▸ **Exercise objective**
Lines containing the string "gibi" are to be counted. Write only how many there are.

(Extracted records)
——

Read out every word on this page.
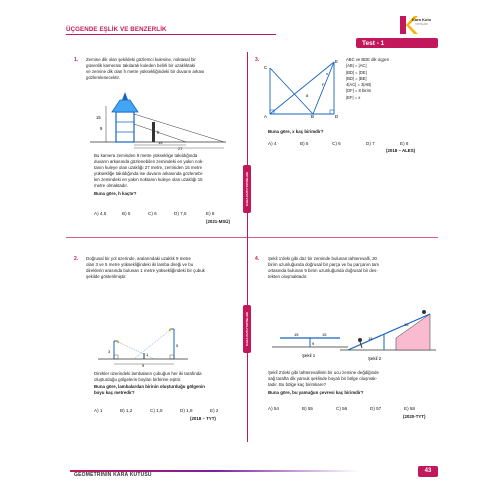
ÜÇGENDE EŞLİK VE BENZERLİK
Kara Kutu
YAYINLARI
Test - 1
KARA KUTU YAYINLARI
KARA KUTU YAYINLARI
1. Zemine dik olan şekildeki gözlemci kulesine, noktasal bir
güvenlik kamerası takılarak kuleden belirli bir uzaklıktaki
ve zemine dik olan h metre yüksekliğindeki bir duvarın arkası
gözlemlenecektir.
15
9
h
15
27
Bu kamera zeminden 9 metre yükseklige takıldığında
duvarın arkasında gözlenebilen zemindeki en yakın nok-
tanın kuleye olan uzaklığı 27 metre, zeminden 15 metre
yüksekliğe takıldığında ise duvarın arkasında gözlenebi-
len zemindeki en yakın noktanın kuleye olan uzaklığı 15
metre olmaktadır.
Buna göre, h kaçtır?
A) 4,5	B) 5	C) 6	D) 7,5	E) 8
(2021-MSÜ)
3.
C
A	B
E
D
F
x
8
ABC ve BDE dik üçgen
|AB| = |AC|
|BD| = |DE|
|BD| = |BE|
4|AC| = 3|AB|
|DF| = 8 birim
|EF| = x
Buna göre, x kaç birimdir?
A) 4	B) 5	C) 6	D) 7	E) 8
(2018 – ALES)
2. Doğrusal bir yol üzerinde, aralarındaki uzaklık 9 metre
olan 3 ve 5 metre yüksekliğindeki iki lamba direği ve bu
direklerin arasında bulunan 1 metre yüksekliğindeki bir çubuk
şekilde gösterilmiştir.
3
1
5
9
Direkler üzerindeki lambaların çubuğun her iki tarafında
oluşturduğu gölgelerin boyları birbirine eşittir.
Buna göre, lambalardan birinin oluşturduğu gölgenin
boyu kaç metredir?
A) 1	B) 1,2	C) 1,5	D) 1,8	E) 2
(2018 – TYT)
4. Şekil 1'deki gibi düz bir zeminde bulunan tahterevalli, 30
birim uzunluğunda doğrusal bir parça ve bu parçanın tam
ortasında bulunan 9 birim uzunluğunda doğrusal bir des-
tekten oluşmaktadır.
15	15
9
Şekil 1
15
15
Şekil 2
Şekil 2'deki gibi tahterevallinin bir ucu zemine değdiğinde
sağ tarafta dik yamuk şeklinde boyalı bir bölge oluşmak-
tadır. Bu bölge kaç birimkare?
Buna göre, bu yamuğun çevresi kaç birimdir?
A) 54	B) 55	C) 56	D) 57	E) 58
(2020-TYT)
GEOMETRİNİN KARA KUTUSU
43
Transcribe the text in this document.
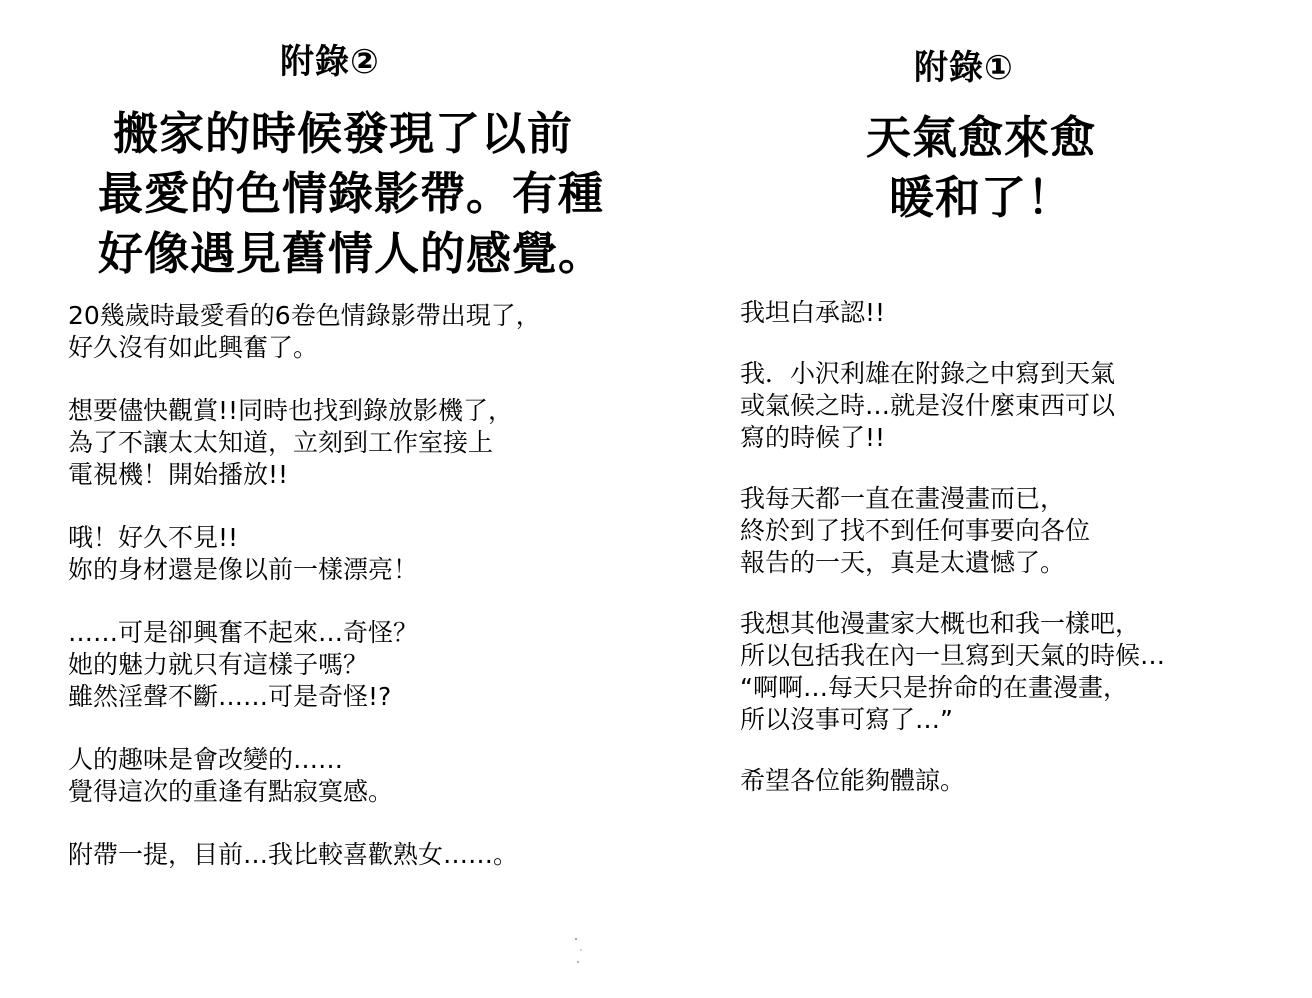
附錄②
搬家的時候發現了以前
最愛的色情錄影帶。有種
好像遇見舊情人的感覺。

20幾歲時最愛看的6卷色情錄影帶出現了，
好久沒有如此興奮了。

想要儘快觀賞!!同時也找到錄放影機了，
為了不讓太太知道，立刻到工作室接上
電視機！開始播放!!

哦！好久不見!!
妳的身材還是像以前一樣漂亮！

……可是卻興奮不起來…奇怪？
她的魅力就只有這樣子嗎？
雖然淫聲不斷……可是奇怪!?

人的趣味是會改變的……
覺得這次的重逢有點寂寞感。

附帶一提，目前…我比較喜歡熟女……。

附錄①
天氣愈來愈
暖和了！

我坦白承認!!

我．小沢利雄在附錄之中寫到天氣
或氣候之時…就是沒什麼東西可以
寫的時候了!!

我每天都一直在畫漫畫而已，
終於到了找不到任何事要向各位
報告的一天，真是太遺憾了。

我想其他漫畫家大概也和我一樣吧，
所以包括我在內一旦寫到天氣的時候…
“啊啊…每天只是拚命的在畫漫畫，
所以沒事可寫了…”

希望各位能夠體諒。
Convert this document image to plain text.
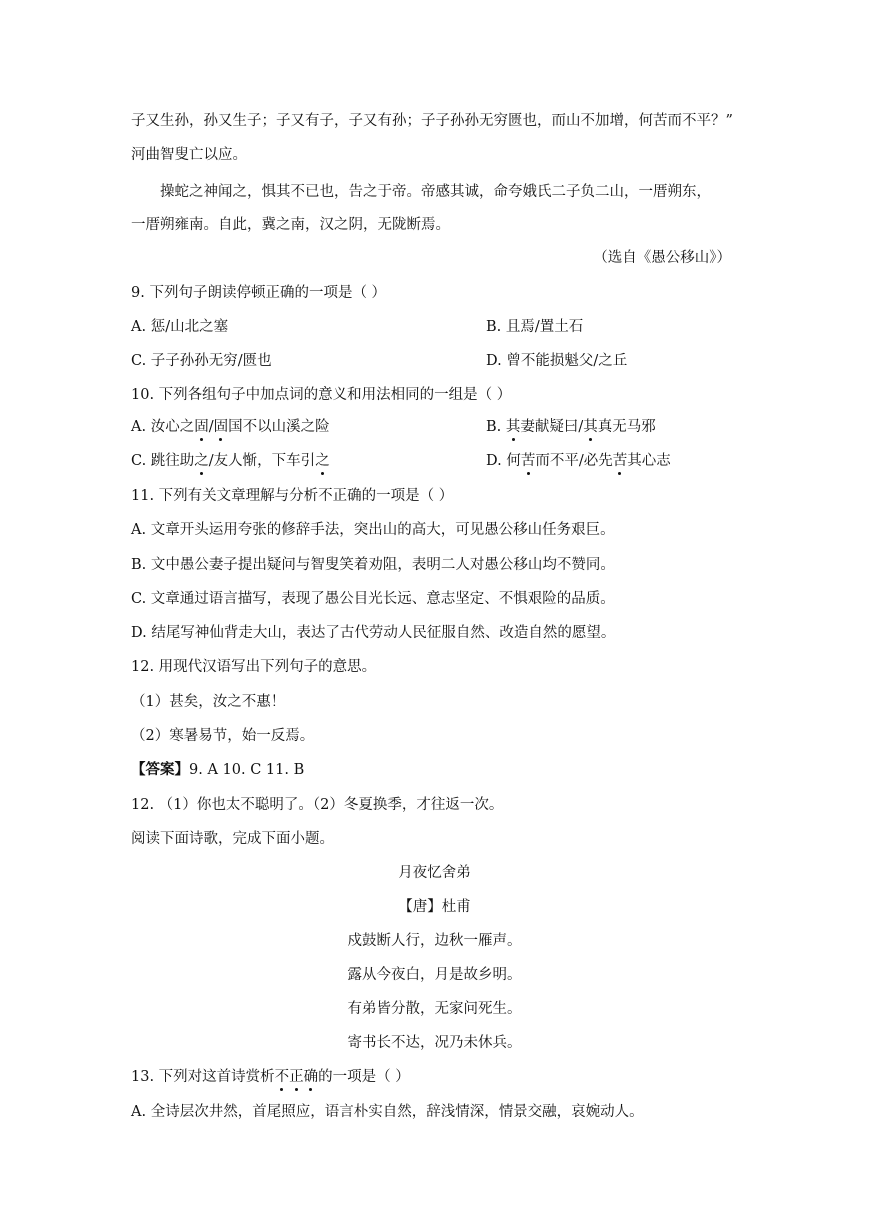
子又生孙，孙又生子；子又有子，子又有孙；子子孙孙无穷匮也，而山不加增，何苦而不平？”
河曲智叟亡以应。
操蛇之神闻之，惧其不已也，告之于帝。帝感其诚，命夸娥氏二子负二山，一厝朔东，
一厝朔雍南。自此，冀之南，汉之阴，无陇断焉。
（选自《愚公移山》）
9. 下列句子朗读停顿正确的一项是（ ）
A. 惩/山北之塞	B. 且焉/置土石
C. 子子孙孙无穷/匮也	D. 曾不能损魁父/之丘
10. 下列各组句子中加点词的意义和用法相同的一组是（ ）
A. 汝心之固/固国不以山溪之险	B. 其妻献疑曰/其真无马邪
C. 跳往助之/友人惭，下车引之	D. 何苦而不平/必先苦其心志
11. 下列有关文章理解与分析不正确的一项是（ ）
A. 文章开头运用夸张的修辞手法，突出山的高大，可见愚公移山任务艰巨。
B. 文中愚公妻子提出疑问与智叟笑着劝阻，表明二人对愚公移山均不赞同。
C. 文章通过语言描写，表现了愚公目光长远、意志坚定、不惧艰险的品质。
D. 结尾写神仙背走大山，表达了古代劳动人民征服自然、改造自然的愿望。
12. 用现代汉语写出下列句子的意思。
（1）甚矣，汝之不惠！
（2）寒暑易节，始一反焉。
【答案】9. A 10. C 11. B
12. （1）你也太不聪明了。（2）冬夏换季，才往返一次。
阅读下面诗歌，完成下面小题。
月夜忆舍弟
【唐】杜甫
戍鼓断人行，边秋一雁声。
露从今夜白，月是故乡明。
有弟皆分散，无家问死生。
寄书长不达，况乃未休兵。
13. 下列对这首诗赏析不正确的一项是（ ）
A. 全诗层次井然，首尾照应，语言朴实自然，辞浅情深，情景交融，哀婉动人。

——

▸ **Solution below**
2